• **Task to carry out**:
Send back all the data below, exactly as given.

• **Listed records**:
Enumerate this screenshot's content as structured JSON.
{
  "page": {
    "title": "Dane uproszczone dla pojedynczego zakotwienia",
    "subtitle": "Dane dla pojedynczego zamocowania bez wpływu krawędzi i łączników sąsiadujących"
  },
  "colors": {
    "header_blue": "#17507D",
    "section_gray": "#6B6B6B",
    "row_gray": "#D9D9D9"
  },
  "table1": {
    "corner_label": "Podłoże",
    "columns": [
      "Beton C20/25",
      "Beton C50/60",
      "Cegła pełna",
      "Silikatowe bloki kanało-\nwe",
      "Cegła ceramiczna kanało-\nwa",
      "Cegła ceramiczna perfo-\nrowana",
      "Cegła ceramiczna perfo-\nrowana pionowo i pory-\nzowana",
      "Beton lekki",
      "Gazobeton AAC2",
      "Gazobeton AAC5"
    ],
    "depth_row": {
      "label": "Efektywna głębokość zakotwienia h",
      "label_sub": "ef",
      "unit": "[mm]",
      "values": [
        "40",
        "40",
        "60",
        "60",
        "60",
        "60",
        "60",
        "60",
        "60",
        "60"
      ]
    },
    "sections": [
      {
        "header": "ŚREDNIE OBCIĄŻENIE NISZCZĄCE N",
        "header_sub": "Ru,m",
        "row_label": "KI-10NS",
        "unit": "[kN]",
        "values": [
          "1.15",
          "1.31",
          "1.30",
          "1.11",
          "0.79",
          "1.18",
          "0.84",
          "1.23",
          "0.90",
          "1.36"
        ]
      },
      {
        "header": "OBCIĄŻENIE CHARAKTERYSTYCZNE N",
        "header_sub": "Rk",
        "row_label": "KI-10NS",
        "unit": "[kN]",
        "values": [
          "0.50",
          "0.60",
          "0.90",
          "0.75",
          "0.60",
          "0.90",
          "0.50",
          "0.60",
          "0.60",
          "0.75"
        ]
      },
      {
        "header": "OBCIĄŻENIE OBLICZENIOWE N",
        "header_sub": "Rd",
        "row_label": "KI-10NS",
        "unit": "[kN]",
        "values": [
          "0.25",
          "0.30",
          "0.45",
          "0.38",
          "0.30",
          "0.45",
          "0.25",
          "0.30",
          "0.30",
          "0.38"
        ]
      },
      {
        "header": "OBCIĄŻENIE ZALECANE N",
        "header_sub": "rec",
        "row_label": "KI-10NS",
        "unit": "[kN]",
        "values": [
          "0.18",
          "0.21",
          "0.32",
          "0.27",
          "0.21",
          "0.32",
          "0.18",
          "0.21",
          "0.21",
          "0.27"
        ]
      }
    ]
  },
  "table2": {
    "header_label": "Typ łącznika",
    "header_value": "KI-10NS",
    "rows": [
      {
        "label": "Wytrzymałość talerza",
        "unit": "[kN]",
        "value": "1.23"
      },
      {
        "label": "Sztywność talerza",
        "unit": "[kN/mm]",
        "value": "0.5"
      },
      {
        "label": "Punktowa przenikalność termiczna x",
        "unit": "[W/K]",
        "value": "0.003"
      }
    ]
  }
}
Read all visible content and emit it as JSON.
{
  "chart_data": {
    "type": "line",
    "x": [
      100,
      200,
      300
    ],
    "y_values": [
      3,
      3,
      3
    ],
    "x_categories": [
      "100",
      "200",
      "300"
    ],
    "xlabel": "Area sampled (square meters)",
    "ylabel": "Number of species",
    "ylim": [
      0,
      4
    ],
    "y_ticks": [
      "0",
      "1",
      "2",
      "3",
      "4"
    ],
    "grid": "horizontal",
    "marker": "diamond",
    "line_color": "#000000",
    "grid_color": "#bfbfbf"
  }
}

• **Output of the task**:
Enumerate this screenshot's content as structured JSON.
{
  "page": {
    "title": "Dane uproszczone dla pojedynczego zakotwienia",
    "subtitle": "Dane dla pojedynczego zamocowania bez wpływu krawędzi i łączników sąsiadujących"
  },
  "colors": {
    "header_blue": "#17507D",
    "section_gray": "#6B6B6B",
    "row_gray": "#D9D9D9"
  },
  "table1": {
    "corner_label": "Podłoże",
    "columns": [
      "Beton C20/25",
      "Beton C50/60",
      "Cegła pełna",
      "Silikatowe bloki kanało-\nwe",
      "Cegła ceramiczna kanało-\nwa",
      "Cegła ceramiczna perfo-\nrowana",
      "Cegła ceramiczna perfo-\nrowana pionowo i pory-\nzowana",
      "Beton lekki",
      "Gazobeton AAC2",
      "Gazobeton AAC5"
    ],
    "depth_row": {
      "label": "Efektywna głębokość zakotwienia h",
      "label_sub": "ef",
      "unit": "[mm]",
      "values": [
        "40",
        "40",
        "60",
        "60",
        "60",
        "60",
        "60",
        "60",
        "60",
        "60"
      ]
    },
    "sections": [
      {
        "header": "ŚREDNIE OBCIĄŻENIE NISZCZĄCE N",
        "header_sub": "Ru,m",
        "row_label": "KI-10NS",
        "unit": "[kN]",
        "values": [
          "1.15",
          "1.31",
          "1.30",
          "1.11",
          "0.79",
          "1.18",
          "0.84",
          "1.23",
          "0.90",
          "1.36"
        ]
      },
      {
        "header": "OBCIĄŻENIE CHARAKTERYSTYCZNE N",
        "header_sub": "Rk",
        "row_label": "KI-10NS",
        "unit": "[kN]",
        "values": [
          "0.50",
          "0.60",
          "0.90",
          "0.75",
          "0.60",
          "0.90",
          "0.50",
          "0.60",
          "0.60",
          "0.75"
        ]
      },
      {
        "header": "OBCIĄŻENIE OBLICZENIOWE N",
        "header_sub": "Rd",
        "row_label": "KI-10NS",
        "unit": "[kN]",
        "values": [
          "0.25",
          "0.30",
          "0.45",
          "0.38",
          "0.30",
          "0.45",
          "0.25",
          "0.30",
          "0.30",
          "0.38"
        ]
      },
      {
        "header": "OBCIĄŻENIE ZALECANE N",
        "header_sub": "rec",
        "row_label": "KI-10NS",
        "unit": "[kN]",
        "values": [
          "0.18",
          "0.21",
          "0.32",
          "0.27",
          "0.21",
          "0.32",
          "0.18",
          "0.21",
          "0.21",
          "0.27"
        ]
      }
    ]
  },
  "table2": {
    "header_label": "Typ łącznika",
    "header_value": "KI-10NS",
    "rows": [
      {
        "label": "Wytrzymałość talerza",
        "unit": "[kN]",
        "value": "1.23"
      },
      {
        "label": "Sztywność talerza",
        "unit": "[kN/mm]",
        "value": "0.5"
      },
      {
        "label": "Punktowa przenikalność termiczna x",
        "unit": "[W/K]",
        "value": "0.003"
      }
    ]
  }
}
Read all visible content and emit it as JSON.
{
  "chart_data": {
    "type": "line",
    "x": [
      100,
      200,
      300
    ],
    "y_values": [
      3,
      3,
      3
    ],
    "x_categories": [
      "100",
      "200",
      "300"
    ],
    "xlabel": "Area sampled (square meters)",
    "ylabel": "Number of species",
    "ylim": [
      0,
      4
    ],
    "y_ticks": [
      "0",
      "1",
      "2",
      "3",
      "4"
    ],
    "grid": "horizontal",
    "marker": "diamond",
    "line_color": "#000000",
    "grid_color": "#bfbfbf"
  }
}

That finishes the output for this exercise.